PROBLEM STATEMENT
Return each of the rows below verbatim, line for line, and omit the pictures from your answer.

EXERCISE DATA
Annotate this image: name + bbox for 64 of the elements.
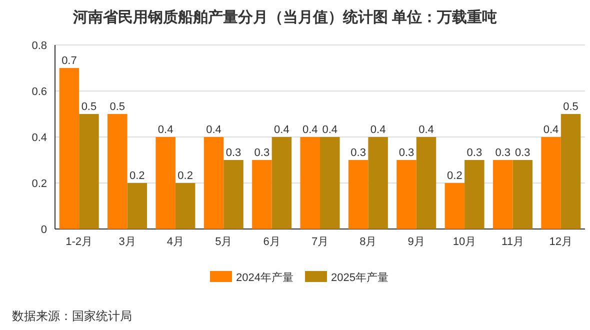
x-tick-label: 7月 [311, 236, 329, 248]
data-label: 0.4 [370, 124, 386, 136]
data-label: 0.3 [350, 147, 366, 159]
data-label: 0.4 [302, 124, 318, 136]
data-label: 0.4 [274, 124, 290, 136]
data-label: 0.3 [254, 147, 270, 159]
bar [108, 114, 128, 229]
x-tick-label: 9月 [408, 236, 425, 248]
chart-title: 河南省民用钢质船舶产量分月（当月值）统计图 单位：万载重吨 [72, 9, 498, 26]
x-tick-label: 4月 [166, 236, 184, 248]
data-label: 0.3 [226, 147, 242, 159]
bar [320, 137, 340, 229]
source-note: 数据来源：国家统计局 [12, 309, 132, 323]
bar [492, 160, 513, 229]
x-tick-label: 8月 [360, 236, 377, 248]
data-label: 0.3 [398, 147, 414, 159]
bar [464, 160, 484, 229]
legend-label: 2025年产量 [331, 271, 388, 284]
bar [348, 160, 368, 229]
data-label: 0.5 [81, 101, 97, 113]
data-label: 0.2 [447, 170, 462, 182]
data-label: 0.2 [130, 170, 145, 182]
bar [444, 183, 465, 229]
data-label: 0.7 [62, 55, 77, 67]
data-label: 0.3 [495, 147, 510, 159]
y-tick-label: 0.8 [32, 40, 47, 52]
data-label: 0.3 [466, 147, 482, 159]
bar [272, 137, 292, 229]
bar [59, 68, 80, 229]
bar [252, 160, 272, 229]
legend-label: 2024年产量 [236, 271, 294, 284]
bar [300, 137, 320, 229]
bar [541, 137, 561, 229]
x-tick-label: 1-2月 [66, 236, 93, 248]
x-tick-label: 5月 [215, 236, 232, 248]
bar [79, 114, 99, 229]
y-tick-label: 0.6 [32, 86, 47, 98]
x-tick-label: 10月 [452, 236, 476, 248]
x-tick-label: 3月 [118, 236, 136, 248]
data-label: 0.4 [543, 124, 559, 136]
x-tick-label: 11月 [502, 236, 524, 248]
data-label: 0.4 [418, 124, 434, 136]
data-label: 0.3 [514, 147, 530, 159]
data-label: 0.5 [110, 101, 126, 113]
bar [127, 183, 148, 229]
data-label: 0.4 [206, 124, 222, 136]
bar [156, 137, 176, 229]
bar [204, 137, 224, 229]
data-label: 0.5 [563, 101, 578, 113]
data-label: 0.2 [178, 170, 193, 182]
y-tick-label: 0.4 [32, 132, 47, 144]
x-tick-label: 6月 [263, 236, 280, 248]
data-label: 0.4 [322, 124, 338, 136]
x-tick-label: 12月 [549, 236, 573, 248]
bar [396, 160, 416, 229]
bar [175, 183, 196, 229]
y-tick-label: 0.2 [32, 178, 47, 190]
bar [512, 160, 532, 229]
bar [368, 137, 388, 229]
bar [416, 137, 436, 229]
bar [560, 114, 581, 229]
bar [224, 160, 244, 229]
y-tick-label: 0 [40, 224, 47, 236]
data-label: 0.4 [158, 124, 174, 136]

SOLUTION TO THE PROBLEM
Annotate this image: name + bbox for 64 of the elements.
x-tick-label: 7月 [311, 236, 329, 248]
data-label: 0.4 [370, 124, 386, 136]
data-label: 0.3 [350, 147, 366, 159]
data-label: 0.4 [302, 124, 318, 136]
data-label: 0.4 [274, 124, 290, 136]
data-label: 0.3 [254, 147, 270, 159]
bar [108, 114, 128, 229]
x-tick-label: 9月 [408, 236, 425, 248]
chart-title: 河南省民用钢质船舶产量分月（当月值）统计图 单位：万载重吨 [72, 9, 498, 26]
x-tick-label: 4月 [166, 236, 184, 248]
data-label: 0.3 [226, 147, 242, 159]
bar [320, 137, 340, 229]
source-note: 数据来源：国家统计局 [12, 309, 132, 323]
bar [492, 160, 513, 229]
x-tick-label: 8月 [360, 236, 377, 248]
data-label: 0.3 [398, 147, 414, 159]
bar [464, 160, 484, 229]
legend-label: 2025年产量 [331, 271, 388, 284]
bar [348, 160, 368, 229]
data-label: 0.5 [81, 101, 97, 113]
data-label: 0.2 [447, 170, 462, 182]
data-label: 0.2 [130, 170, 145, 182]
bar [444, 183, 465, 229]
data-label: 0.7 [62, 55, 77, 67]
data-label: 0.3 [495, 147, 510, 159]
y-tick-label: 0.8 [32, 40, 47, 52]
data-label: 0.3 [466, 147, 482, 159]
bar [272, 137, 292, 229]
bar [59, 68, 80, 229]
bar [252, 160, 272, 229]
legend-label: 2024年产量 [236, 271, 294, 284]
bar [300, 137, 320, 229]
bar [541, 137, 561, 229]
x-tick-label: 1-2月 [66, 236, 93, 248]
x-tick-label: 5月 [215, 236, 232, 248]
bar [79, 114, 99, 229]
y-tick-label: 0.6 [32, 86, 47, 98]
x-tick-label: 10月 [452, 236, 476, 248]
x-tick-label: 3月 [118, 236, 136, 248]
data-label: 0.4 [543, 124, 559, 136]
x-tick-label: 11月 [502, 236, 524, 248]
data-label: 0.4 [418, 124, 434, 136]
data-label: 0.3 [514, 147, 530, 159]
data-label: 0.5 [110, 101, 126, 113]
bar [127, 183, 148, 229]
data-label: 0.4 [206, 124, 222, 136]
bar [156, 137, 176, 229]
bar [204, 137, 224, 229]
data-label: 0.5 [563, 101, 578, 113]
data-label: 0.2 [178, 170, 193, 182]
y-tick-label: 0.4 [32, 132, 47, 144]
x-tick-label: 6月 [263, 236, 280, 248]
data-label: 0.4 [322, 124, 338, 136]
x-tick-label: 12月 [549, 236, 573, 248]
bar [396, 160, 416, 229]
bar [175, 183, 196, 229]
y-tick-label: 0.2 [32, 178, 47, 190]
bar [512, 160, 532, 229]
bar [368, 137, 388, 229]
bar [416, 137, 436, 229]
bar [560, 114, 581, 229]
bar [224, 160, 244, 229]
y-tick-label: 0 [40, 224, 47, 236]
data-label: 0.4 [158, 124, 174, 136]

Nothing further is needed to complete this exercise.